▸ **What to produce**: Repeat all of the records verbatim.

▸ **Dataset records**:
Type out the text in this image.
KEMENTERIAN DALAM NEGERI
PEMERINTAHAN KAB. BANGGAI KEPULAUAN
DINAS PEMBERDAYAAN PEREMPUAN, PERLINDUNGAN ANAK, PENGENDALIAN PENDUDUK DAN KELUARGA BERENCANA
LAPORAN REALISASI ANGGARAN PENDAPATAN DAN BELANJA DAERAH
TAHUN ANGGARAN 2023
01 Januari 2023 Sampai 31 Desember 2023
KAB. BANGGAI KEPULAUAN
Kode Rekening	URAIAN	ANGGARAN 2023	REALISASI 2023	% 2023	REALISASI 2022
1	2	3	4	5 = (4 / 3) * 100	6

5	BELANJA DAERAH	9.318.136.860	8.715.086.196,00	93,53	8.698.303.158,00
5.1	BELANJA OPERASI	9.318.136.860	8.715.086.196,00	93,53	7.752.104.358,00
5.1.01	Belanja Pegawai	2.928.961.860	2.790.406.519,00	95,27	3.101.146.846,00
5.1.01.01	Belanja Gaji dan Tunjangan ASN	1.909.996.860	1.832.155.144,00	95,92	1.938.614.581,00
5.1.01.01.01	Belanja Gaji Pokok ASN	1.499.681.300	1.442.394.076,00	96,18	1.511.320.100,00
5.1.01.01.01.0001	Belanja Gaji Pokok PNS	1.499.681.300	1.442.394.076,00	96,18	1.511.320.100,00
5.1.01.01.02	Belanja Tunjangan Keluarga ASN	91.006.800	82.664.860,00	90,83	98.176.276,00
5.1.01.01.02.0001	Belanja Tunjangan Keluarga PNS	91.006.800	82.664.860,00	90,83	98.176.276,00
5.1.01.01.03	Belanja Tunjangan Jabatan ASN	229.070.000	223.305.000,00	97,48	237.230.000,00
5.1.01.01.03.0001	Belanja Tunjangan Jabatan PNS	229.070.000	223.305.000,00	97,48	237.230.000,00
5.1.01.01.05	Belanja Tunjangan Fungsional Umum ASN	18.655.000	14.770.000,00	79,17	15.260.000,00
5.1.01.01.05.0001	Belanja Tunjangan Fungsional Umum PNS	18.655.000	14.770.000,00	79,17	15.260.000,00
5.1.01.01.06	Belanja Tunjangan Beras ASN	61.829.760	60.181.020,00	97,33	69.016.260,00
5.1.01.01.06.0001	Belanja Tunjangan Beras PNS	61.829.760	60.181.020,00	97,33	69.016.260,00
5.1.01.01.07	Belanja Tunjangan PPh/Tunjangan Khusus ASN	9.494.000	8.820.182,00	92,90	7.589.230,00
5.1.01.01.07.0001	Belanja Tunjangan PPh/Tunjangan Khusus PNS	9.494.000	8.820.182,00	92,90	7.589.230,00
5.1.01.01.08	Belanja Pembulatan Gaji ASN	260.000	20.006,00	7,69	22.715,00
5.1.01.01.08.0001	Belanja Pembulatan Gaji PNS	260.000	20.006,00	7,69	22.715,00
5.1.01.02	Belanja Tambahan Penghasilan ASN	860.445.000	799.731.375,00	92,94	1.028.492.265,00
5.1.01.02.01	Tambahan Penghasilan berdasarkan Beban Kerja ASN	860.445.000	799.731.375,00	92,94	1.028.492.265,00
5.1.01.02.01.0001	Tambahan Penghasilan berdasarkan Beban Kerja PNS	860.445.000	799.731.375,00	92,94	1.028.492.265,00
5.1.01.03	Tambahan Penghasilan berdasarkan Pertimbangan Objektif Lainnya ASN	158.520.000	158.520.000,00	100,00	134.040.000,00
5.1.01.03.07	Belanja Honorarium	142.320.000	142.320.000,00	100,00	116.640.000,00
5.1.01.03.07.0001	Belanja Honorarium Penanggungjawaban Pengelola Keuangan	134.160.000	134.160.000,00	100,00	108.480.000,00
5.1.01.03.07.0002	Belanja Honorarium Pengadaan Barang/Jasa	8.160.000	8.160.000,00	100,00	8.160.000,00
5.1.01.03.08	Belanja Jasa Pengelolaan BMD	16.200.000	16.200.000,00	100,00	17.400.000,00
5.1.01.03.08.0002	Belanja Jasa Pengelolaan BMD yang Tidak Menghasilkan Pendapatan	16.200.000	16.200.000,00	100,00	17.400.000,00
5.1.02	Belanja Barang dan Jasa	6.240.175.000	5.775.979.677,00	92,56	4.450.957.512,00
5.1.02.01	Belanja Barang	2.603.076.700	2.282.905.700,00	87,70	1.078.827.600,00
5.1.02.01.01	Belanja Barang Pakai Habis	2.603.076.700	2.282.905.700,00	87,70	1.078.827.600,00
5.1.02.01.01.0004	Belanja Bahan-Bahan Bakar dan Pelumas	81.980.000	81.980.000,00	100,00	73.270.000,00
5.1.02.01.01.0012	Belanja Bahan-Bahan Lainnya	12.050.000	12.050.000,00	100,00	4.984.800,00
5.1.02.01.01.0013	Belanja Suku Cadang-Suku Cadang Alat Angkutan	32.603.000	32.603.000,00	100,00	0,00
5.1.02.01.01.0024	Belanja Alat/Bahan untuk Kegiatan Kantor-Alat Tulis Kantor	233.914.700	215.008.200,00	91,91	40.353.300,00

▸ **Response to the task**:
Type out the text in this image.
KEMENTERIAN DALAM NEGERI
PEMERINTAHAN KAB. BANGGAI KEPULAUAN
DINAS PEMBERDAYAAN PEREMPUAN, PERLINDUNGAN ANAK, PENGENDALIAN PENDUDUK DAN KELUARGA BERENCANA
LAPORAN REALISASI ANGGARAN PENDAPATAN DAN BELANJA DAERAH
TAHUN ANGGARAN 2023
01 Januari 2023 Sampai 31 Desember 2023
KAB. BANGGAI KEPULAUAN
Kode Rekening	URAIAN	ANGGARAN 2023	REALISASI 2023	% 2023	REALISASI 2022
1	2	3	4	5 = (4 / 3) * 100	6

5	BELANJA DAERAH	9.318.136.860	8.715.086.196,00	93,53	8.698.303.158,00
5.1	BELANJA OPERASI	9.318.136.860	8.715.086.196,00	93,53	7.752.104.358,00
5.1.01	Belanja Pegawai	2.928.961.860	2.790.406.519,00	95,27	3.101.146.846,00
5.1.01.01	Belanja Gaji dan Tunjangan ASN	1.909.996.860	1.832.155.144,00	95,92	1.938.614.581,00
5.1.01.01.01	Belanja Gaji Pokok ASN	1.499.681.300	1.442.394.076,00	96,18	1.511.320.100,00
5.1.01.01.01.0001	Belanja Gaji Pokok PNS	1.499.681.300	1.442.394.076,00	96,18	1.511.320.100,00
5.1.01.01.02	Belanja Tunjangan Keluarga ASN	91.006.800	82.664.860,00	90,83	98.176.276,00
5.1.01.01.02.0001	Belanja Tunjangan Keluarga PNS	91.006.800	82.664.860,00	90,83	98.176.276,00
5.1.01.01.03	Belanja Tunjangan Jabatan ASN	229.070.000	223.305.000,00	97,48	237.230.000,00
5.1.01.01.03.0001	Belanja Tunjangan Jabatan PNS	229.070.000	223.305.000,00	97,48	237.230.000,00
5.1.01.01.05	Belanja Tunjangan Fungsional Umum ASN	18.655.000	14.770.000,00	79,17	15.260.000,00
5.1.01.01.05.0001	Belanja Tunjangan Fungsional Umum PNS	18.655.000	14.770.000,00	79,17	15.260.000,00
5.1.01.01.06	Belanja Tunjangan Beras ASN	61.829.760	60.181.020,00	97,33	69.016.260,00
5.1.01.01.06.0001	Belanja Tunjangan Beras PNS	61.829.760	60.181.020,00	97,33	69.016.260,00
5.1.01.01.07	Belanja Tunjangan PPh/Tunjangan Khusus ASN	9.494.000	8.820.182,00	92,90	7.589.230,00
5.1.01.01.07.0001	Belanja Tunjangan PPh/Tunjangan Khusus PNS	9.494.000	8.820.182,00	92,90	7.589.230,00
5.1.01.01.08	Belanja Pembulatan Gaji ASN	260.000	20.006,00	7,69	22.715,00
5.1.01.01.08.0001	Belanja Pembulatan Gaji PNS	260.000	20.006,00	7,69	22.715,00
5.1.01.02	Belanja Tambahan Penghasilan ASN	860.445.000	799.731.375,00	92,94	1.028.492.265,00
5.1.01.02.01	Tambahan Penghasilan berdasarkan Beban Kerja ASN	860.445.000	799.731.375,00	92,94	1.028.492.265,00
5.1.01.02.01.0001	Tambahan Penghasilan berdasarkan Beban Kerja PNS	860.445.000	799.731.375,00	92,94	1.028.492.265,00
5.1.01.03	Tambahan Penghasilan berdasarkan Pertimbangan Objektif Lainnya ASN	158.520.000	158.520.000,00	100,00	134.040.000,00
5.1.01.03.07	Belanja Honorarium	142.320.000	142.320.000,00	100,00	116.640.000,00
5.1.01.03.07.0001	Belanja Honorarium Penanggungjawaban Pengelola Keuangan	134.160.000	134.160.000,00	100,00	108.480.000,00
5.1.01.03.07.0002	Belanja Honorarium Pengadaan Barang/Jasa	8.160.000	8.160.000,00	100,00	8.160.000,00
5.1.01.03.08	Belanja Jasa Pengelolaan BMD	16.200.000	16.200.000,00	100,00	17.400.000,00
5.1.01.03.08.0002	Belanja Jasa Pengelolaan BMD yang Tidak Menghasilkan Pendapatan	16.200.000	16.200.000,00	100,00	17.400.000,00
5.1.02	Belanja Barang dan Jasa	6.240.175.000	5.775.979.677,00	92,56	4.450.957.512,00
5.1.02.01	Belanja Barang	2.603.076.700	2.282.905.700,00	87,70	1.078.827.600,00
5.1.02.01.01	Belanja Barang Pakai Habis	2.603.076.700	2.282.905.700,00	87,70	1.078.827.600,00
5.1.02.01.01.0004	Belanja Bahan-Bahan Bakar dan Pelumas	81.980.000	81.980.000,00	100,00	73.270.000,00
5.1.02.01.01.0012	Belanja Bahan-Bahan Lainnya	12.050.000	12.050.000,00	100,00	4.984.800,00
5.1.02.01.01.0013	Belanja Suku Cadang-Suku Cadang Alat Angkutan	32.603.000	32.603.000,00	100,00	0,00
5.1.02.01.01.0024	Belanja Alat/Bahan untuk Kegiatan Kantor-Alat Tulis Kantor	233.914.700	215.008.200,00	91,91	40.353.300,00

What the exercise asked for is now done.